Extracted records:

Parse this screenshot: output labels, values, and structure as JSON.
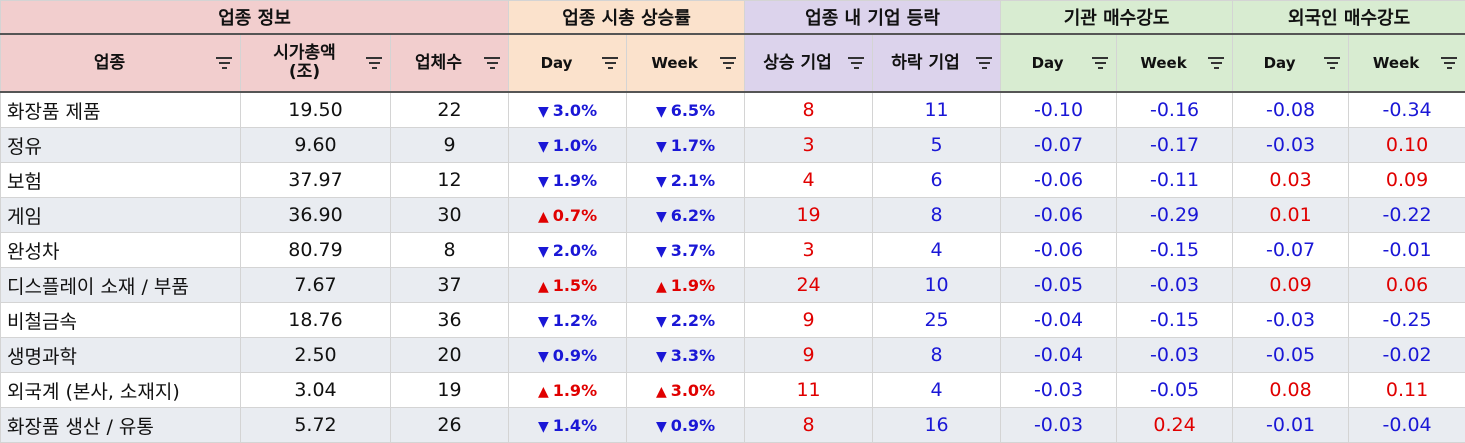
{
  "groups": {
    "info": "업종 정보",
    "mcap": "업종 시총 상승률",
    "breadth": "업종 내 기업 등락",
    "inst": "기관 매수강도",
    "foreign": "외국인 매수강도"
  },
  "columns": {
    "sector": "업종",
    "mcap_line1": "시가총액",
    "mcap_line2": "(조)",
    "count": "업체수",
    "mcap_day": "Day",
    "mcap_week": "Week",
    "rising": "상승 기업",
    "falling": "하락 기업",
    "inst_day": "Day",
    "inst_week": "Week",
    "for_day": "Day",
    "for_week": "Week"
  },
  "colors": {
    "up": "#e00000",
    "down": "#1a17d6",
    "header_info": "#f2cece",
    "header_mcap": "#fbe2cc",
    "header_breadth": "#dcd3ec",
    "header_flow": "#d8ecd1",
    "row_alt": "#e9ecf1"
  },
  "icons": {
    "filter": "filter-icon",
    "up": "triangle-up-icon",
    "down": "triangle-down-icon"
  },
  "rows": [
    {
      "sector": "화장품 제품",
      "mcap": "19.50",
      "count": "22",
      "day": "3.0%",
      "day_dir": "down",
      "week": "6.5%",
      "week_dir": "down",
      "rise": "8",
      "fall": "11",
      "inst_day": "-0.10",
      "inst_week": "-0.16",
      "for_day": "-0.08",
      "for_week": "-0.34"
    },
    {
      "sector": "정유",
      "mcap": "9.60",
      "count": "9",
      "day": "1.0%",
      "day_dir": "down",
      "week": "1.7%",
      "week_dir": "down",
      "rise": "3",
      "fall": "5",
      "inst_day": "-0.07",
      "inst_week": "-0.17",
      "for_day": "-0.03",
      "for_week": "0.10"
    },
    {
      "sector": "보험",
      "mcap": "37.97",
      "count": "12",
      "day": "1.9%",
      "day_dir": "down",
      "week": "2.1%",
      "week_dir": "down",
      "rise": "4",
      "fall": "6",
      "inst_day": "-0.06",
      "inst_week": "-0.11",
      "for_day": "0.03",
      "for_week": "0.09"
    },
    {
      "sector": "게임",
      "mcap": "36.90",
      "count": "30",
      "day": "0.7%",
      "day_dir": "up",
      "week": "6.2%",
      "week_dir": "down",
      "rise": "19",
      "fall": "8",
      "inst_day": "-0.06",
      "inst_week": "-0.29",
      "for_day": "0.01",
      "for_week": "-0.22"
    },
    {
      "sector": "완성차",
      "mcap": "80.79",
      "count": "8",
      "day": "2.0%",
      "day_dir": "down",
      "week": "3.7%",
      "week_dir": "down",
      "rise": "3",
      "fall": "4",
      "inst_day": "-0.06",
      "inst_week": "-0.15",
      "for_day": "-0.07",
      "for_week": "-0.01"
    },
    {
      "sector": "디스플레이 소재 / 부품",
      "mcap": "7.67",
      "count": "37",
      "day": "1.5%",
      "day_dir": "up",
      "week": "1.9%",
      "week_dir": "up",
      "rise": "24",
      "fall": "10",
      "inst_day": "-0.05",
      "inst_week": "-0.03",
      "for_day": "0.09",
      "for_week": "0.06"
    },
    {
      "sector": "비철금속",
      "mcap": "18.76",
      "count": "36",
      "day": "1.2%",
      "day_dir": "down",
      "week": "2.2%",
      "week_dir": "down",
      "rise": "9",
      "fall": "25",
      "inst_day": "-0.04",
      "inst_week": "-0.15",
      "for_day": "-0.03",
      "for_week": "-0.25"
    },
    {
      "sector": "생명과학",
      "mcap": "2.50",
      "count": "20",
      "day": "0.9%",
      "day_dir": "down",
      "week": "3.3%",
      "week_dir": "down",
      "rise": "9",
      "fall": "8",
      "inst_day": "-0.04",
      "inst_week": "-0.03",
      "for_day": "-0.05",
      "for_week": "-0.02"
    },
    {
      "sector": "외국계 (본사, 소재지)",
      "mcap": "3.04",
      "count": "19",
      "day": "1.9%",
      "day_dir": "up",
      "week": "3.0%",
      "week_dir": "up",
      "rise": "11",
      "fall": "4",
      "inst_day": "-0.03",
      "inst_week": "-0.05",
      "for_day": "0.08",
      "for_week": "0.11"
    },
    {
      "sector": "화장품 생산 / 유통",
      "mcap": "5.72",
      "count": "26",
      "day": "1.4%",
      "day_dir": "down",
      "week": "0.9%",
      "week_dir": "down",
      "rise": "8",
      "fall": "16",
      "inst_day": "-0.03",
      "inst_week": "0.24",
      "for_day": "-0.01",
      "for_week": "-0.04"
    }
  ]
}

- _What you have to do_:
Look through the records above and report how many lines hold the word "rise", giving only the number.

- _Problem solution_:
10